*Work required:*
Check every line of the entries for "para", and copy the lines that hold it.

*Provided data:*
## START

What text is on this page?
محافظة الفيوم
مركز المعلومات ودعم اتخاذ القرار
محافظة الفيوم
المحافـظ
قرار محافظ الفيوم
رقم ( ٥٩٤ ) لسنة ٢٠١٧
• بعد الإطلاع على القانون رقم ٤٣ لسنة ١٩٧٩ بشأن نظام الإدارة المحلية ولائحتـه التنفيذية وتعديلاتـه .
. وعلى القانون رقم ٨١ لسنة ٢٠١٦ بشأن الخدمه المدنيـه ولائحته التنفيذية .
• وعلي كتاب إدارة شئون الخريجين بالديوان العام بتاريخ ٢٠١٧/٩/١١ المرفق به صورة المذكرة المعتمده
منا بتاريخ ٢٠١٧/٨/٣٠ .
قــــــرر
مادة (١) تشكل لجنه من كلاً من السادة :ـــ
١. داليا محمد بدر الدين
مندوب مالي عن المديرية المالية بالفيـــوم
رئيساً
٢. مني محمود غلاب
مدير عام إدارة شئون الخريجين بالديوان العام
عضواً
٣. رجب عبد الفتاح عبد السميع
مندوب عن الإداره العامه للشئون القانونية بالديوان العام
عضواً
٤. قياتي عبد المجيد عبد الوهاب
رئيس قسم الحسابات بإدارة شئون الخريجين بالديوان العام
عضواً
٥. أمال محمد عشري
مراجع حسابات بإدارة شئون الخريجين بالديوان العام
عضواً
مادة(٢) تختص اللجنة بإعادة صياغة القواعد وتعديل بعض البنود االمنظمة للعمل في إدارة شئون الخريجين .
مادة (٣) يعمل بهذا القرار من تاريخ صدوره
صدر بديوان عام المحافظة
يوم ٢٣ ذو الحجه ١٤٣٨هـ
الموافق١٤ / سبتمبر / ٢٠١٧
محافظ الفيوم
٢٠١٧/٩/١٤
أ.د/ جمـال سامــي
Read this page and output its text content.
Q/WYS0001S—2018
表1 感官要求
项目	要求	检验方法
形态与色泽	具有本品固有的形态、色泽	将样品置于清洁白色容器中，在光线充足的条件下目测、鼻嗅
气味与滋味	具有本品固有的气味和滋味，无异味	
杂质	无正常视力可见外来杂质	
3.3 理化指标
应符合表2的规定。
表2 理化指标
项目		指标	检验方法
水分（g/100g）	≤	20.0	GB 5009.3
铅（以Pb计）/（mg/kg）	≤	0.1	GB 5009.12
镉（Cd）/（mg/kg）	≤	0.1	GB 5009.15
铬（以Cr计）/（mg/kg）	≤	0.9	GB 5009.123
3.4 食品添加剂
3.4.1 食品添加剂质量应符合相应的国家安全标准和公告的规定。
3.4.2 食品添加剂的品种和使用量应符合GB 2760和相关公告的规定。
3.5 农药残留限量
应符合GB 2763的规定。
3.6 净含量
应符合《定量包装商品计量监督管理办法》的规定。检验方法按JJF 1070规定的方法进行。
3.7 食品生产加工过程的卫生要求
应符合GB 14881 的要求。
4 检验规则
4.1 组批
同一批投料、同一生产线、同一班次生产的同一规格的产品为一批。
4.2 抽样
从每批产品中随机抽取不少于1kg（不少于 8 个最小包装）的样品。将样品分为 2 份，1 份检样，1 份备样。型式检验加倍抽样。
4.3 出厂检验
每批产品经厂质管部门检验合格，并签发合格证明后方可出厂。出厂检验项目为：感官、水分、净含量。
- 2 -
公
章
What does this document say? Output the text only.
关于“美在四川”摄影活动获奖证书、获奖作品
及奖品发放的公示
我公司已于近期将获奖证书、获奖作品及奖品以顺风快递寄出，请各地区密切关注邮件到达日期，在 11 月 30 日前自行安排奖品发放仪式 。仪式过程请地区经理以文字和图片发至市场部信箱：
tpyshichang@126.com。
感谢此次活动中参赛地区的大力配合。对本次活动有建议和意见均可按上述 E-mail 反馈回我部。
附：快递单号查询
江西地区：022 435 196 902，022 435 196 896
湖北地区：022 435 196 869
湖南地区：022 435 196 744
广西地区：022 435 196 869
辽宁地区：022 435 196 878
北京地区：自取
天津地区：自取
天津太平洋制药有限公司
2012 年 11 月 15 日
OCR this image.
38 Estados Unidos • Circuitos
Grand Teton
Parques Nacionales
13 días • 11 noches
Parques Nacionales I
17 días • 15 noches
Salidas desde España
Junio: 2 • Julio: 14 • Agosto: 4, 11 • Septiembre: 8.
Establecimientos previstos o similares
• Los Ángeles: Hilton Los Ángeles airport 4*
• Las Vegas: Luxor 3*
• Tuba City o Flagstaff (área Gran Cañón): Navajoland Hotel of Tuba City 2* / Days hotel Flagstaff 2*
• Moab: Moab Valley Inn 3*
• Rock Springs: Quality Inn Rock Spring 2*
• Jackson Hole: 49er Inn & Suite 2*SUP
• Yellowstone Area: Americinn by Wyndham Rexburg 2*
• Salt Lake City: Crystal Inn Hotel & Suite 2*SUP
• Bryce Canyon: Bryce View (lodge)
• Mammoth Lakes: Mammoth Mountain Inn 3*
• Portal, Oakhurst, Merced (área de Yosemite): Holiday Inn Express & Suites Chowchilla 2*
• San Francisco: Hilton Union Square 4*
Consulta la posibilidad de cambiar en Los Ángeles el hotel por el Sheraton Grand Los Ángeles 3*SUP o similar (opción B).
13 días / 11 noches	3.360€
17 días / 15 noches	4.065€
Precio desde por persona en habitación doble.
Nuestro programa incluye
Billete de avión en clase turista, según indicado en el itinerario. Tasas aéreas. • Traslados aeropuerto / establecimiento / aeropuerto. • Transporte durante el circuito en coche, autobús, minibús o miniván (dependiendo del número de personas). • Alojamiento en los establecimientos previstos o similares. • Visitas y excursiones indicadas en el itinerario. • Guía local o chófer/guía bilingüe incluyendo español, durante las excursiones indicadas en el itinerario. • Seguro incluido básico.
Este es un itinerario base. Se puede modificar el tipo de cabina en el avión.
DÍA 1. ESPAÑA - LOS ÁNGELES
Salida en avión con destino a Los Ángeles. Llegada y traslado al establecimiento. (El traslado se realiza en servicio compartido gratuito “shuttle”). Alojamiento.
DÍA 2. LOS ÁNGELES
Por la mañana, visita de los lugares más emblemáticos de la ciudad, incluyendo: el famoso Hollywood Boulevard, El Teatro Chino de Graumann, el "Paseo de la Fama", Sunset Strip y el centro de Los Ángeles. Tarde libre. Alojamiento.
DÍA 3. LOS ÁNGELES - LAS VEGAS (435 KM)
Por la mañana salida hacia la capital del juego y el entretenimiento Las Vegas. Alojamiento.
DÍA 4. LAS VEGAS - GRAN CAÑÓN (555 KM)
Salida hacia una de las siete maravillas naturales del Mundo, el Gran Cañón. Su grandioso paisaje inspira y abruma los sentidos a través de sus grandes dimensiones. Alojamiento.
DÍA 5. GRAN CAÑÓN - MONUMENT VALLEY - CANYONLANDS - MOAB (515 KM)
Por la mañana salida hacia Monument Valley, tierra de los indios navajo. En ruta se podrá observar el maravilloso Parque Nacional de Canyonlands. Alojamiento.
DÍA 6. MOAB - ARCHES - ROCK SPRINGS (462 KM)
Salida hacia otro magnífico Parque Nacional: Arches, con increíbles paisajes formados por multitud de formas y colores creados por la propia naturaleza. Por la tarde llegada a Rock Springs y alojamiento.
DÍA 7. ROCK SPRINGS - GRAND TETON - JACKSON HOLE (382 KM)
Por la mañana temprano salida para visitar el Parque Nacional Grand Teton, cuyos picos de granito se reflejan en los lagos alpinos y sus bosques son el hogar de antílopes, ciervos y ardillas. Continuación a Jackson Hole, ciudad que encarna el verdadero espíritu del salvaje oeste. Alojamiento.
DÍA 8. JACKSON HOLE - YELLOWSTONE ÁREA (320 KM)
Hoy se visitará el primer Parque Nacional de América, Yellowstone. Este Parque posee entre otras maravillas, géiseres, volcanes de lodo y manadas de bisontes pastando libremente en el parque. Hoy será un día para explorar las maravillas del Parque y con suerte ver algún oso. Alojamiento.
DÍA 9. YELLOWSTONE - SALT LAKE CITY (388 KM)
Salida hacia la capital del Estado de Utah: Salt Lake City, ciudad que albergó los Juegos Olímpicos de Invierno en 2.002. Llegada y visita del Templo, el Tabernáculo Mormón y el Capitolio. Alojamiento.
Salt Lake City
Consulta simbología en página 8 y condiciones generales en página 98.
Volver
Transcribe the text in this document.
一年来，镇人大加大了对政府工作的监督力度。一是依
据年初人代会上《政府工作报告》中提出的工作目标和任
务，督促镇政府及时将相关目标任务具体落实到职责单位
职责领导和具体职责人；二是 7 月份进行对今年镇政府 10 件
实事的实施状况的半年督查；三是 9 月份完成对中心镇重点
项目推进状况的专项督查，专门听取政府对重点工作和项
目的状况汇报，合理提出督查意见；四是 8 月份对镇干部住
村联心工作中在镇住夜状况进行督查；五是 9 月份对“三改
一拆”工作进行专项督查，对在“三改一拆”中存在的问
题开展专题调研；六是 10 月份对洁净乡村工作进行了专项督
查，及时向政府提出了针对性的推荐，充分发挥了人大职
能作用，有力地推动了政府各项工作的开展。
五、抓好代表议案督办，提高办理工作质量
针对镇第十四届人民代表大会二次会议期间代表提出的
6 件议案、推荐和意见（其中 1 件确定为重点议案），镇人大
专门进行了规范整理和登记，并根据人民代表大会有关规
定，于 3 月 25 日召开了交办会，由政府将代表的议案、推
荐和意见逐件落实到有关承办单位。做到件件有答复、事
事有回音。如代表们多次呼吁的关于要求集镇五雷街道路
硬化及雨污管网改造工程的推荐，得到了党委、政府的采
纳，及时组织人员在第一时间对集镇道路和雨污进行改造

## END

*In response:*
Por la mañana temprano salida para visitar el Parque Nacional Grand Teton, cuyos picos de granito se reflejan en los lagos alpinos y sus bosques son el hogar de antílopes, ciervos y ardillas. Continuación a Jackson Hole, ciudad que encarna el verdadero espíritu del salvaje oeste. Alojamiento.
Hoy se visitará el primer Parque Nacional de América, Yellowstone. Este Parque posee entre otras maravillas, géiseres, volcanes de lodo y manadas de bisontes pastando libremente en el parque. Hoy será un día para explorar las maravillas del Parque y con suerte ver algún oso. Alojamiento.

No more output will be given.